▶ _TASK INPUTS_
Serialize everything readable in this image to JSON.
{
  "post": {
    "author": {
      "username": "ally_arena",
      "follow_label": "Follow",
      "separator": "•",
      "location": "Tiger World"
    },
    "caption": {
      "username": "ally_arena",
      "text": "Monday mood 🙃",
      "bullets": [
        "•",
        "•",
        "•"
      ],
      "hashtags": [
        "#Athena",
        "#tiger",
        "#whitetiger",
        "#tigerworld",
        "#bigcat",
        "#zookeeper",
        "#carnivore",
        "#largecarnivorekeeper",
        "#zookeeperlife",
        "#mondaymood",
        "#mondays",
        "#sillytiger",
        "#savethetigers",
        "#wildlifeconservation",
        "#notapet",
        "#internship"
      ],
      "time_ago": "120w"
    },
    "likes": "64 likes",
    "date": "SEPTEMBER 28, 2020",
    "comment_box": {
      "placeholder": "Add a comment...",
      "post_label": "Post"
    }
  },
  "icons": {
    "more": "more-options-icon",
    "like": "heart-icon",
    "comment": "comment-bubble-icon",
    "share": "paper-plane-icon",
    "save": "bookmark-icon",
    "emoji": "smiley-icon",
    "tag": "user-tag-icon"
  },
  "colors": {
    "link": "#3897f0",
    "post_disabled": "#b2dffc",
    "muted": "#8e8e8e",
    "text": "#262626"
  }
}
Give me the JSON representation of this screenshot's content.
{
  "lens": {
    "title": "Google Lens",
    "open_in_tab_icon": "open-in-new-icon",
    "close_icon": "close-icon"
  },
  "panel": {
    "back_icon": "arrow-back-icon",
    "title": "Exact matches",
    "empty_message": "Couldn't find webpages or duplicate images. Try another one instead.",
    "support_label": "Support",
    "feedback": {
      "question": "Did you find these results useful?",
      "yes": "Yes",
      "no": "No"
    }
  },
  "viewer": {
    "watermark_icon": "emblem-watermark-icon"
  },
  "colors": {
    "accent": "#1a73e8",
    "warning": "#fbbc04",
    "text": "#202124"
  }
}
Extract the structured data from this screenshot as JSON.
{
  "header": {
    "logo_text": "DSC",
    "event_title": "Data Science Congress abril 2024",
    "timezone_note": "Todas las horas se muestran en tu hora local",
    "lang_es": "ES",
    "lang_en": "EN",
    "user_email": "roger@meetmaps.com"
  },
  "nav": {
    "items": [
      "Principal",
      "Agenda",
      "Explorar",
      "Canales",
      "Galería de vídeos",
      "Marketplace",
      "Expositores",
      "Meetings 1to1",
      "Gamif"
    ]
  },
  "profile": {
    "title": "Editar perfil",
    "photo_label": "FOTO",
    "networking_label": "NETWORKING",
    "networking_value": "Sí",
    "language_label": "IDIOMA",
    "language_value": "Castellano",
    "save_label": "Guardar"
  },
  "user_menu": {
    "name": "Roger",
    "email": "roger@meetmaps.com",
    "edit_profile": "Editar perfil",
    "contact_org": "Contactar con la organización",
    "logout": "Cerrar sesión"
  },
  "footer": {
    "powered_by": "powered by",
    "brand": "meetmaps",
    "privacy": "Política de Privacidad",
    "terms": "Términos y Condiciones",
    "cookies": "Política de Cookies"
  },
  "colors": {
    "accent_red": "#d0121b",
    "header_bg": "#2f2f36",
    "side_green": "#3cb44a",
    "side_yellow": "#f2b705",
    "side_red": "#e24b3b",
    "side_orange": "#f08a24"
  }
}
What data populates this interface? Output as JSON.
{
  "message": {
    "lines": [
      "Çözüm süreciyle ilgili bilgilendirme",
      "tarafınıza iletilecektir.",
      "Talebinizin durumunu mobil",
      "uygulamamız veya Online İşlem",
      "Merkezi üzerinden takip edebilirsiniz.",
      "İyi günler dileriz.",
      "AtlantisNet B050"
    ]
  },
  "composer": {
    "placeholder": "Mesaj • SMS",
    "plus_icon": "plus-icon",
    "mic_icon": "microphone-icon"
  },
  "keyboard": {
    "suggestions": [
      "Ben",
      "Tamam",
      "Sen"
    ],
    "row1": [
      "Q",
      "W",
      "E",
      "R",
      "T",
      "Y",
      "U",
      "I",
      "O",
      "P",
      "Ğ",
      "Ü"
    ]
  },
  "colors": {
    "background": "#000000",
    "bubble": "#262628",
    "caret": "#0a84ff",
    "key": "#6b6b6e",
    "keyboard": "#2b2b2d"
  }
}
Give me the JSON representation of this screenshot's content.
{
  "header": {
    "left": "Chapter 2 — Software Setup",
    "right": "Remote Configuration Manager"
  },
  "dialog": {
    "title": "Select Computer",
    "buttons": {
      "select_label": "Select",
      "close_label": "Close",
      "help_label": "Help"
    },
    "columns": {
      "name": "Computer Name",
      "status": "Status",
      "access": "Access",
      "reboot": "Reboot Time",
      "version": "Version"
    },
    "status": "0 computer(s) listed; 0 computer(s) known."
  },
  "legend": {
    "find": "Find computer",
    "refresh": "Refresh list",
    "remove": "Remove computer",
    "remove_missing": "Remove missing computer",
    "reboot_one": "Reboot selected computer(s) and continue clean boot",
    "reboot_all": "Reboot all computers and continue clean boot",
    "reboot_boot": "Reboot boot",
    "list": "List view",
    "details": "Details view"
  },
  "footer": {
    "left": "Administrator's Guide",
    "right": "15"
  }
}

▶ _TASK BRIEF_
Give all of the entries again, word for word.

▶ _CORRECT RESULT_
Serialize everything readable in this image to JSON.
{
  "post": {
    "author": {
      "username": "ally_arena",
      "follow_label": "Follow",
      "separator": "•",
      "location": "Tiger World"
    },
    "caption": {
      "username": "ally_arena",
      "text": "Monday mood 🙃",
      "bullets": [
        "•",
        "•",
        "•"
      ],
      "hashtags": [
        "#Athena",
        "#tiger",
        "#whitetiger",
        "#tigerworld",
        "#bigcat",
        "#zookeeper",
        "#carnivore",
        "#largecarnivorekeeper",
        "#zookeeperlife",
        "#mondaymood",
        "#mondays",
        "#sillytiger",
        "#savethetigers",
        "#wildlifeconservation",
        "#notapet",
        "#internship"
      ],
      "time_ago": "120w"
    },
    "likes": "64 likes",
    "date": "SEPTEMBER 28, 2020",
    "comment_box": {
      "placeholder": "Add a comment...",
      "post_label": "Post"
    }
  },
  "icons": {
    "more": "more-options-icon",
    "like": "heart-icon",
    "comment": "comment-bubble-icon",
    "share": "paper-plane-icon",
    "save": "bookmark-icon",
    "emoji": "smiley-icon",
    "tag": "user-tag-icon"
  },
  "colors": {
    "link": "#3897f0",
    "post_disabled": "#b2dffc",
    "muted": "#8e8e8e",
    "text": "#262626"
  }
}
Give me the JSON representation of this screenshot's content.
{
  "lens": {
    "title": "Google Lens",
    "open_in_tab_icon": "open-in-new-icon",
    "close_icon": "close-icon"
  },
  "panel": {
    "back_icon": "arrow-back-icon",
    "title": "Exact matches",
    "empty_message": "Couldn't find webpages or duplicate images. Try another one instead.",
    "support_label": "Support",
    "feedback": {
      "question": "Did you find these results useful?",
      "yes": "Yes",
      "no": "No"
    }
  },
  "viewer": {
    "watermark_icon": "emblem-watermark-icon"
  },
  "colors": {
    "accent": "#1a73e8",
    "warning": "#fbbc04",
    "text": "#202124"
  }
}
Extract the structured data from this screenshot as JSON.
{
  "header": {
    "logo_text": "DSC",
    "event_title": "Data Science Congress abril 2024",
    "timezone_note": "Todas las horas se muestran en tu hora local",
    "lang_es": "ES",
    "lang_en": "EN",
    "user_email": "roger@meetmaps.com"
  },
  "nav": {
    "items": [
      "Principal",
      "Agenda",
      "Explorar",
      "Canales",
      "Galería de vídeos",
      "Marketplace",
      "Expositores",
      "Meetings 1to1",
      "Gamif"
    ]
  },
  "profile": {
    "title": "Editar perfil",
    "photo_label": "FOTO",
    "networking_label": "NETWORKING",
    "networking_value": "Sí",
    "language_label": "IDIOMA",
    "language_value": "Castellano",
    "save_label": "Guardar"
  },
  "user_menu": {
    "name": "Roger",
    "email": "roger@meetmaps.com",
    "edit_profile": "Editar perfil",
    "contact_org": "Contactar con la organización",
    "logout": "Cerrar sesión"
  },
  "footer": {
    "powered_by": "powered by",
    "brand": "meetmaps",
    "privacy": "Política de Privacidad",
    "terms": "Términos y Condiciones",
    "cookies": "Política de Cookies"
  },
  "colors": {
    "accent_red": "#d0121b",
    "header_bg": "#2f2f36",
    "side_green": "#3cb44a",
    "side_yellow": "#f2b705",
    "side_red": "#e24b3b",
    "side_orange": "#f08a24"
  }
}
What data populates this interface? Output as JSON.
{
  "message": {
    "lines": [
      "Çözüm süreciyle ilgili bilgilendirme",
      "tarafınıza iletilecektir.",
      "Talebinizin durumunu mobil",
      "uygulamamız veya Online İşlem",
      "Merkezi üzerinden takip edebilirsiniz.",
      "İyi günler dileriz.",
      "AtlantisNet B050"
    ]
  },
  "composer": {
    "placeholder": "Mesaj • SMS",
    "plus_icon": "plus-icon",
    "mic_icon": "microphone-icon"
  },
  "keyboard": {
    "suggestions": [
      "Ben",
      "Tamam",
      "Sen"
    ],
    "row1": [
      "Q",
      "W",
      "E",
      "R",
      "T",
      "Y",
      "U",
      "I",
      "O",
      "P",
      "Ğ",
      "Ü"
    ]
  },
  "colors": {
    "background": "#000000",
    "bubble": "#262628",
    "caret": "#0a84ff",
    "key": "#6b6b6e",
    "keyboard": "#2b2b2d"
  }
}
Give me the JSON representation of this screenshot's content.
{
  "header": {
    "left": "Chapter 2 — Software Setup",
    "right": "Remote Configuration Manager"
  },
  "dialog": {
    "title": "Select Computer",
    "buttons": {
      "select_label": "Select",
      "close_label": "Close",
      "help_label": "Help"
    },
    "columns": {
      "name": "Computer Name",
      "status": "Status",
      "access": "Access",
      "reboot": "Reboot Time",
      "version": "Version"
    },
    "status": "0 computer(s) listed; 0 computer(s) known."
  },
  "legend": {
    "find": "Find computer",
    "refresh": "Refresh list",
    "remove": "Remove computer",
    "remove_missing": "Remove missing computer",
    "reboot_one": "Reboot selected computer(s) and continue clean boot",
    "reboot_all": "Reboot all computers and continue clean boot",
    "reboot_boot": "Reboot boot",
    "list": "List view",
    "details": "Details view"
  },
  "footer": {
    "left": "Administrator's Guide",
    "right": "15"
  }
}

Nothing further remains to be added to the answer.